▸ **Task requirements**: A faithful copy of the data is the goal; set it down exactly, without the images.

▸ **Task inputs**:
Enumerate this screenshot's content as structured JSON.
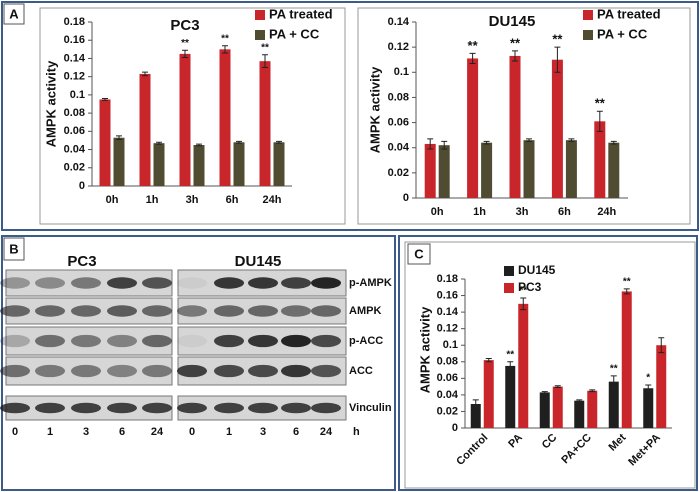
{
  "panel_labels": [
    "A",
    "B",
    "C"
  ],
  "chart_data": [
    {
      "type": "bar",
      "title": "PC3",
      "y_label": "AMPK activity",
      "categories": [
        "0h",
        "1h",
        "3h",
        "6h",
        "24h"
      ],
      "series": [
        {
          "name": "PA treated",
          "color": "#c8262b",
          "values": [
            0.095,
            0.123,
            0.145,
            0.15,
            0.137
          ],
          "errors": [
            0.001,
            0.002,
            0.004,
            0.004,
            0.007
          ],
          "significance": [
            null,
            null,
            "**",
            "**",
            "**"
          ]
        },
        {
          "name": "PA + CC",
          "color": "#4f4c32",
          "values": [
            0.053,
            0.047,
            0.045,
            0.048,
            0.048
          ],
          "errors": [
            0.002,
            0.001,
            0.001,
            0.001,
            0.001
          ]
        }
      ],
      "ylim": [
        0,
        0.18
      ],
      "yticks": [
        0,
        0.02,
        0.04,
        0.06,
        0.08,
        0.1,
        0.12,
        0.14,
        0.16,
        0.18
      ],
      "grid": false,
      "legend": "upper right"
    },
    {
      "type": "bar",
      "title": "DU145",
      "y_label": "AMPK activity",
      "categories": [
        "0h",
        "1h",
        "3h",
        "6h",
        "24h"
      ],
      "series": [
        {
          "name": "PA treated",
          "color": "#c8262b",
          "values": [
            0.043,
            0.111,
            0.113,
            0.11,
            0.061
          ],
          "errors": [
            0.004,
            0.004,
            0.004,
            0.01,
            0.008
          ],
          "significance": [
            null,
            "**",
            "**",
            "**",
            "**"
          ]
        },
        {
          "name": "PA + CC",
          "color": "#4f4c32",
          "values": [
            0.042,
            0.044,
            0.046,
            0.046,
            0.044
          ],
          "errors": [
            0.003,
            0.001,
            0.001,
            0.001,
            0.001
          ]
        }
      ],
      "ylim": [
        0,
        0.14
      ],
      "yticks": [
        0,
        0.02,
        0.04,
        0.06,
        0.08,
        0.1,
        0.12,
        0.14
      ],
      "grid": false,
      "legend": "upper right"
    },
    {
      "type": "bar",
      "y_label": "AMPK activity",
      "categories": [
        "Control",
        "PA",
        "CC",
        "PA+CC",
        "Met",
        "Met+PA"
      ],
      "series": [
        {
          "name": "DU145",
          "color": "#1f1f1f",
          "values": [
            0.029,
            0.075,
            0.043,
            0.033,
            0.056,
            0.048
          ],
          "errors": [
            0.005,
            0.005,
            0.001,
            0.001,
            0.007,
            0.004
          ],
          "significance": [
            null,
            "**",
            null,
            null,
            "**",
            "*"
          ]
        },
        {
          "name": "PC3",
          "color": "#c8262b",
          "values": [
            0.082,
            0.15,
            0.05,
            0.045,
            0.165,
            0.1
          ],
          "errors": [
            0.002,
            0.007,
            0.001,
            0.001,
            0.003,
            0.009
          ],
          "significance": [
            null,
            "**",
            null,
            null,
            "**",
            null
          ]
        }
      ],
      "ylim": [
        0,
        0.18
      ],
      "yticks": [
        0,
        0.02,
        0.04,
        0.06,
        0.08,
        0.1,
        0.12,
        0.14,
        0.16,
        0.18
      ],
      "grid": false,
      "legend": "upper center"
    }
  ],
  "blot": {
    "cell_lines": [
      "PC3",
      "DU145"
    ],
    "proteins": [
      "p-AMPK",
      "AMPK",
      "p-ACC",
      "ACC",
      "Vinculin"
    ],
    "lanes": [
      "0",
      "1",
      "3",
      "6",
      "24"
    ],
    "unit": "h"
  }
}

▸ **Response to this task**:
Enumerate this screenshot's content as structured JSON.
{
  "panel_labels": [
    "A",
    "B",
    "C"
  ],
  "chart_data": [
    {
      "type": "bar",
      "title": "PC3",
      "y_label": "AMPK activity",
      "categories": [
        "0h",
        "1h",
        "3h",
        "6h",
        "24h"
      ],
      "series": [
        {
          "name": "PA treated",
          "color": "#c8262b",
          "values": [
            0.095,
            0.123,
            0.145,
            0.15,
            0.137
          ],
          "errors": [
            0.001,
            0.002,
            0.004,
            0.004,
            0.007
          ],
          "significance": [
            null,
            null,
            "**",
            "**",
            "**"
          ]
        },
        {
          "name": "PA + CC",
          "color": "#4f4c32",
          "values": [
            0.053,
            0.047,
            0.045,
            0.048,
            0.048
          ],
          "errors": [
            0.002,
            0.001,
            0.001,
            0.001,
            0.001
          ]
        }
      ],
      "ylim": [
        0,
        0.18
      ],
      "yticks": [
        0,
        0.02,
        0.04,
        0.06,
        0.08,
        0.1,
        0.12,
        0.14,
        0.16,
        0.18
      ],
      "grid": false,
      "legend": "upper right"
    },
    {
      "type": "bar",
      "title": "DU145",
      "y_label": "AMPK activity",
      "categories": [
        "0h",
        "1h",
        "3h",
        "6h",
        "24h"
      ],
      "series": [
        {
          "name": "PA treated",
          "color": "#c8262b",
          "values": [
            0.043,
            0.111,
            0.113,
            0.11,
            0.061
          ],
          "errors": [
            0.004,
            0.004,
            0.004,
            0.01,
            0.008
          ],
          "significance": [
            null,
            "**",
            "**",
            "**",
            "**"
          ]
        },
        {
          "name": "PA + CC",
          "color": "#4f4c32",
          "values": [
            0.042,
            0.044,
            0.046,
            0.046,
            0.044
          ],
          "errors": [
            0.003,
            0.001,
            0.001,
            0.001,
            0.001
          ]
        }
      ],
      "ylim": [
        0,
        0.14
      ],
      "yticks": [
        0,
        0.02,
        0.04,
        0.06,
        0.08,
        0.1,
        0.12,
        0.14
      ],
      "grid": false,
      "legend": "upper right"
    },
    {
      "type": "bar",
      "y_label": "AMPK activity",
      "categories": [
        "Control",
        "PA",
        "CC",
        "PA+CC",
        "Met",
        "Met+PA"
      ],
      "series": [
        {
          "name": "DU145",
          "color": "#1f1f1f",
          "values": [
            0.029,
            0.075,
            0.043,
            0.033,
            0.056,
            0.048
          ],
          "errors": [
            0.005,
            0.005,
            0.001,
            0.001,
            0.007,
            0.004
          ],
          "significance": [
            null,
            "**",
            null,
            null,
            "**",
            "*"
          ]
        },
        {
          "name": "PC3",
          "color": "#c8262b",
          "values": [
            0.082,
            0.15,
            0.05,
            0.045,
            0.165,
            0.1
          ],
          "errors": [
            0.002,
            0.007,
            0.001,
            0.001,
            0.003,
            0.009
          ],
          "significance": [
            null,
            "**",
            null,
            null,
            "**",
            null
          ]
        }
      ],
      "ylim": [
        0,
        0.18
      ],
      "yticks": [
        0,
        0.02,
        0.04,
        0.06,
        0.08,
        0.1,
        0.12,
        0.14,
        0.16,
        0.18
      ],
      "grid": false,
      "legend": "upper center"
    }
  ],
  "blot": {
    "cell_lines": [
      "PC3",
      "DU145"
    ],
    "proteins": [
      "p-AMPK",
      "AMPK",
      "p-ACC",
      "ACC",
      "Vinculin"
    ],
    "lanes": [
      "0",
      "1",
      "3",
      "6",
      "24"
    ],
    "unit": "h"
  }
}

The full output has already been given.